The listing below must be repeated word for word, with its images excluded.

....

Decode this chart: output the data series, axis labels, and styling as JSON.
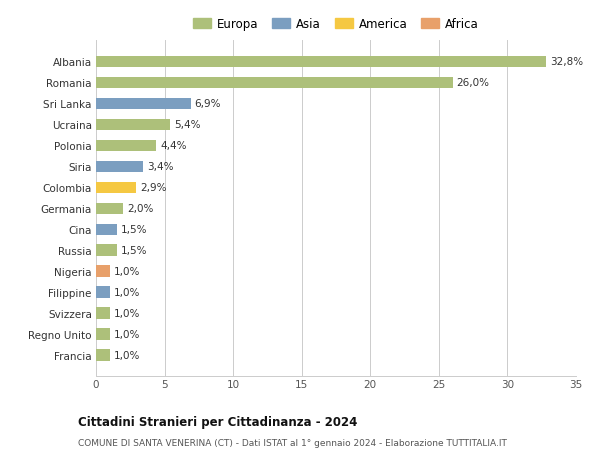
{
  "categories": [
    "Albania",
    "Romania",
    "Sri Lanka",
    "Ucraina",
    "Polonia",
    "Siria",
    "Colombia",
    "Germania",
    "Cina",
    "Russia",
    "Nigeria",
    "Filippine",
    "Svizzera",
    "Regno Unito",
    "Francia"
  ],
  "values": [
    32.8,
    26.0,
    6.9,
    5.4,
    4.4,
    3.4,
    2.9,
    2.0,
    1.5,
    1.5,
    1.0,
    1.0,
    1.0,
    1.0,
    1.0
  ],
  "labels": [
    "32,8%",
    "26,0%",
    "6,9%",
    "5,4%",
    "4,4%",
    "3,4%",
    "2,9%",
    "2,0%",
    "1,5%",
    "1,5%",
    "1,0%",
    "1,0%",
    "1,0%",
    "1,0%",
    "1,0%"
  ],
  "continents": [
    "Europa",
    "Europa",
    "Asia",
    "Europa",
    "Europa",
    "Asia",
    "America",
    "Europa",
    "Asia",
    "Europa",
    "Africa",
    "Asia",
    "Europa",
    "Europa",
    "Europa"
  ],
  "continent_colors": {
    "Europa": "#adc07a",
    "Asia": "#7b9ec0",
    "America": "#f5c842",
    "Africa": "#e8a06a"
  },
  "legend_order": [
    "Europa",
    "Asia",
    "America",
    "Africa"
  ],
  "title": "Cittadini Stranieri per Cittadinanza - 2024",
  "subtitle": "COMUNE DI SANTA VENERINA (CT) - Dati ISTAT al 1° gennaio 2024 - Elaborazione TUTTITALIA.IT",
  "xlim": [
    0,
    35
  ],
  "xticks": [
    0,
    5,
    10,
    15,
    20,
    25,
    30,
    35
  ],
  "background_color": "#ffffff",
  "grid_color": "#cccccc",
  "bar_height": 0.55
}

....

> [CORRECT ANSWER]:
Decode this chart: output the data series, axis labels, and styling as JSON.
{
  "categories": [
    "Albania",
    "Romania",
    "Sri Lanka",
    "Ucraina",
    "Polonia",
    "Siria",
    "Colombia",
    "Germania",
    "Cina",
    "Russia",
    "Nigeria",
    "Filippine",
    "Svizzera",
    "Regno Unito",
    "Francia"
  ],
  "values": [
    32.8,
    26.0,
    6.9,
    5.4,
    4.4,
    3.4,
    2.9,
    2.0,
    1.5,
    1.5,
    1.0,
    1.0,
    1.0,
    1.0,
    1.0
  ],
  "labels": [
    "32,8%",
    "26,0%",
    "6,9%",
    "5,4%",
    "4,4%",
    "3,4%",
    "2,9%",
    "2,0%",
    "1,5%",
    "1,5%",
    "1,0%",
    "1,0%",
    "1,0%",
    "1,0%",
    "1,0%"
  ],
  "continents": [
    "Europa",
    "Europa",
    "Asia",
    "Europa",
    "Europa",
    "Asia",
    "America",
    "Europa",
    "Asia",
    "Europa",
    "Africa",
    "Asia",
    "Europa",
    "Europa",
    "Europa"
  ],
  "continent_colors": {
    "Europa": "#adc07a",
    "Asia": "#7b9ec0",
    "America": "#f5c842",
    "Africa": "#e8a06a"
  },
  "legend_order": [
    "Europa",
    "Asia",
    "America",
    "Africa"
  ],
  "title": "Cittadini Stranieri per Cittadinanza - 2024",
  "subtitle": "COMUNE DI SANTA VENERINA (CT) - Dati ISTAT al 1° gennaio 2024 - Elaborazione TUTTITALIA.IT",
  "xlim": [
    0,
    35
  ],
  "xticks": [
    0,
    5,
    10,
    15,
    20,
    25,
    30,
    35
  ],
  "background_color": "#ffffff",
  "grid_color": "#cccccc",
  "bar_height": 0.55
}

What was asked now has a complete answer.